Your task
What lines of the data hold the string "Market"? Pull each one out.

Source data

--- Start ---

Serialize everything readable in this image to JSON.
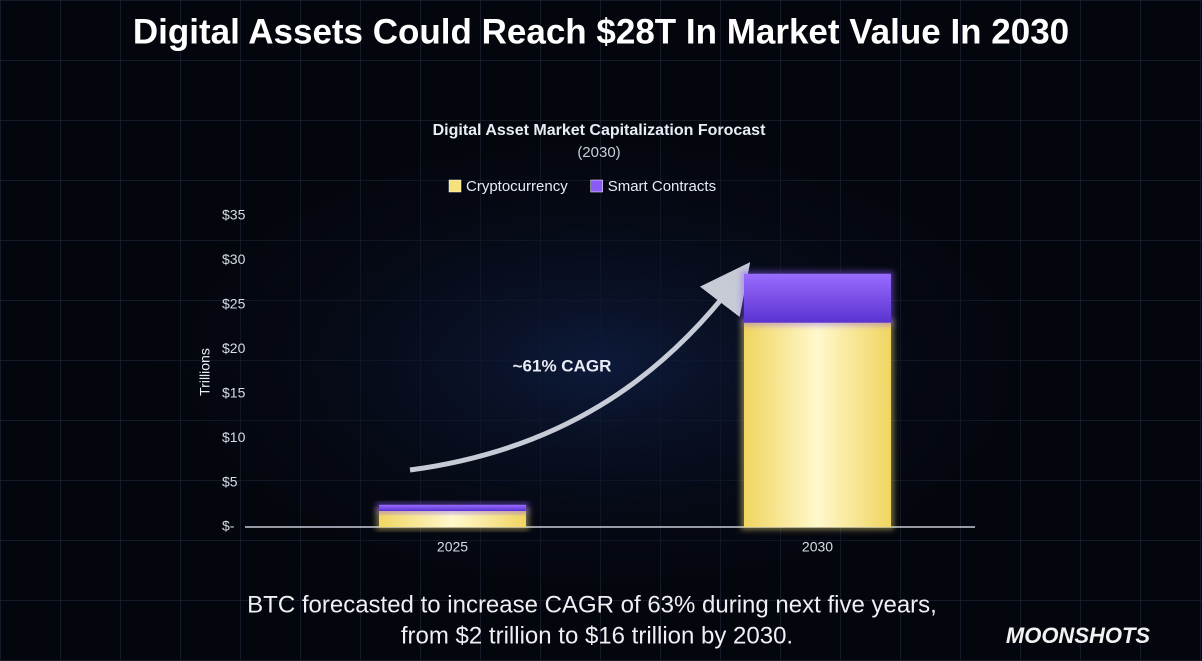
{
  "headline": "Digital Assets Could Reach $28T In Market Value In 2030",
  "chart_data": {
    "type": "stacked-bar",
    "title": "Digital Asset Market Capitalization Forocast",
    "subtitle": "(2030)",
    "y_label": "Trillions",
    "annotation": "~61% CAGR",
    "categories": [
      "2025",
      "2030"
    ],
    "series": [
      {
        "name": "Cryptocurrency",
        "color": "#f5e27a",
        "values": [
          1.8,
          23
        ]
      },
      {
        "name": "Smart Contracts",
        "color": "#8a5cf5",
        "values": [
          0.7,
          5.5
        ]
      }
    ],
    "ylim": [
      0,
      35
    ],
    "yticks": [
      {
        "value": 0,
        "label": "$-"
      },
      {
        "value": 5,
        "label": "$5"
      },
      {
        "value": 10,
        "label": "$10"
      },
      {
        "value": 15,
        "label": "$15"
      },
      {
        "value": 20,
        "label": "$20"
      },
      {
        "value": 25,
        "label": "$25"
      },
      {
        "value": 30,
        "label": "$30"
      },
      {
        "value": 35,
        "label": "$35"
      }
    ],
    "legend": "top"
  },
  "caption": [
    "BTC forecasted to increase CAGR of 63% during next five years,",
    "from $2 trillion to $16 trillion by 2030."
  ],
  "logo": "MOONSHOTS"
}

--- End ---
--- Start ---

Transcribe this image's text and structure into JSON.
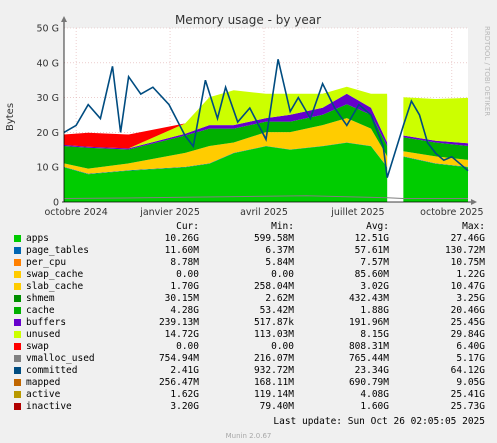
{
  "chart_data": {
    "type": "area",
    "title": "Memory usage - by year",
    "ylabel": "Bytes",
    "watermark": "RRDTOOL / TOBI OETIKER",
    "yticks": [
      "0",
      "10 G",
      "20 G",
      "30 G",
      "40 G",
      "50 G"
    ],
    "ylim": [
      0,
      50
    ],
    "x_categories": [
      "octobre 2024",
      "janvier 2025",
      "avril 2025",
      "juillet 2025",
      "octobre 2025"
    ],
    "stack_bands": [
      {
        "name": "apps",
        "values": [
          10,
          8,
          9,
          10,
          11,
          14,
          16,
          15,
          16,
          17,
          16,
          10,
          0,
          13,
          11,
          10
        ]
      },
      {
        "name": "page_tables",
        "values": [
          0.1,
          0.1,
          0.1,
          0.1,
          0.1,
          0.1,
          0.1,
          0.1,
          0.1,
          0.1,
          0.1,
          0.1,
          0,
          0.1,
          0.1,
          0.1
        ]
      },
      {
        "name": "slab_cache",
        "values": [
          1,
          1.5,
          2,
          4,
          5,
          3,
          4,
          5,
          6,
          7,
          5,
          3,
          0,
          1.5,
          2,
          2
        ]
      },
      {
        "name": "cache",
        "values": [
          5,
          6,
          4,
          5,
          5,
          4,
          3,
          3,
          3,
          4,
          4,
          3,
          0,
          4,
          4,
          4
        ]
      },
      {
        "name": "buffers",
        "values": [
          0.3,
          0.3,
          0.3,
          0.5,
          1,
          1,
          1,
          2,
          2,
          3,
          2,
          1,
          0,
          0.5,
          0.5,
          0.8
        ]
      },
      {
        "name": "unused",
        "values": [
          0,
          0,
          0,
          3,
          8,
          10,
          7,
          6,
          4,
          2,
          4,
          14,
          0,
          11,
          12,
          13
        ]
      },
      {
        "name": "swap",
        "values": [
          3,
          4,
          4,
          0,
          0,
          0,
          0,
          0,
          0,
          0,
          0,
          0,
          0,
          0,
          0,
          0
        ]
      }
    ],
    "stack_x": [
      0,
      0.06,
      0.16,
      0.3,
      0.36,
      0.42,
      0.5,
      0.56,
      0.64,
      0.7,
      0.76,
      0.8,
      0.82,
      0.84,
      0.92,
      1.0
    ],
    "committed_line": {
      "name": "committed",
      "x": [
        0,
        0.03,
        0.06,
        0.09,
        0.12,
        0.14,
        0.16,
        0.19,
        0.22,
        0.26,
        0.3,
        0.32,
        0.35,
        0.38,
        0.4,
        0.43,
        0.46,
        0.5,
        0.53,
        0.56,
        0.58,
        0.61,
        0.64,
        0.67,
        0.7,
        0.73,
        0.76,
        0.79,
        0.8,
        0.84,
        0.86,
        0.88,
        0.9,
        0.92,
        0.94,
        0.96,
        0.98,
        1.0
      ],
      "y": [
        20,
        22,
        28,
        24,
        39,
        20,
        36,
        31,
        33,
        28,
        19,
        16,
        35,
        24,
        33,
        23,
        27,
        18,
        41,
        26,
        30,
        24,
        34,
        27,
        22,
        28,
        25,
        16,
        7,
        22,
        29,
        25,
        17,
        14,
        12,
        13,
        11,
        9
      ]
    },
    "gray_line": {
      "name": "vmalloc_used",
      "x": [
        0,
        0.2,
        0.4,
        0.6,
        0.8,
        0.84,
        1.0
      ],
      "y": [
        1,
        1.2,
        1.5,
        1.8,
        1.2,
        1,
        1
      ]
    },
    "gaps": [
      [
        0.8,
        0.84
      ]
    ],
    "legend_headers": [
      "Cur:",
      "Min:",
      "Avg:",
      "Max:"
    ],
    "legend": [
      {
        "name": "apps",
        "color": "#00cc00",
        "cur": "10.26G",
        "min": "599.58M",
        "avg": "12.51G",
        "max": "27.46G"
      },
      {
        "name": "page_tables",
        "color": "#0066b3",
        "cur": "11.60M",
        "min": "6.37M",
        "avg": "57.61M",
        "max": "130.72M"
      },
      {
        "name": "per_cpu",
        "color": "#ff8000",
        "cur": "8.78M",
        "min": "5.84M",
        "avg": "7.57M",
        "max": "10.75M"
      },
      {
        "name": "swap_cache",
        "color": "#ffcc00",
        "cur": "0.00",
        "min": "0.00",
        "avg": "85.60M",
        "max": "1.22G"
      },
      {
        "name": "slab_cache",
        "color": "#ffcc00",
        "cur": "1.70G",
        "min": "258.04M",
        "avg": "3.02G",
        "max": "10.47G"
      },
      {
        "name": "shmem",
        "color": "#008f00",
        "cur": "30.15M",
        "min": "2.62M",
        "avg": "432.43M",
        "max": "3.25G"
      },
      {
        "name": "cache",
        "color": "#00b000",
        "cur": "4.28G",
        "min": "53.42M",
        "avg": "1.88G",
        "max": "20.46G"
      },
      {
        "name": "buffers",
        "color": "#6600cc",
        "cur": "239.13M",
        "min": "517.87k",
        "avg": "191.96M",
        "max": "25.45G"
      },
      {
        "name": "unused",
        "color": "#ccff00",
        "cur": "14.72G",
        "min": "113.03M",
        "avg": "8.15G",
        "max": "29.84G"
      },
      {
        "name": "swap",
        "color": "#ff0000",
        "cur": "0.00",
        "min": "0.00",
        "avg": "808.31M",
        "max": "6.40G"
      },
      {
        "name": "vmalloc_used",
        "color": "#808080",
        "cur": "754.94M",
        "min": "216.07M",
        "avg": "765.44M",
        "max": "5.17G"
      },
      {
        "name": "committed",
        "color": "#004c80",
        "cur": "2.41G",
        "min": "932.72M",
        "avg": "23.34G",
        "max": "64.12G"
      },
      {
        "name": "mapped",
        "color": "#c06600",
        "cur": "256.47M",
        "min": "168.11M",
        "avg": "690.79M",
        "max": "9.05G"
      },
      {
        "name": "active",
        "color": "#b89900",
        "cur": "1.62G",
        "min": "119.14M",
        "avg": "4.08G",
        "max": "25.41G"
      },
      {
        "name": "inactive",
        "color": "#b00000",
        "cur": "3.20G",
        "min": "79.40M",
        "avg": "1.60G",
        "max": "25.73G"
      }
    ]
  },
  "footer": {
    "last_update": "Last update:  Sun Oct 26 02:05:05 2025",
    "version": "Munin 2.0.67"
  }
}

--- End ---

Answer
  "headline": "Digital Assets Could Reach $28T In Market Value In 2030",
    "title": "Digital Asset Market Capitalization Forocast",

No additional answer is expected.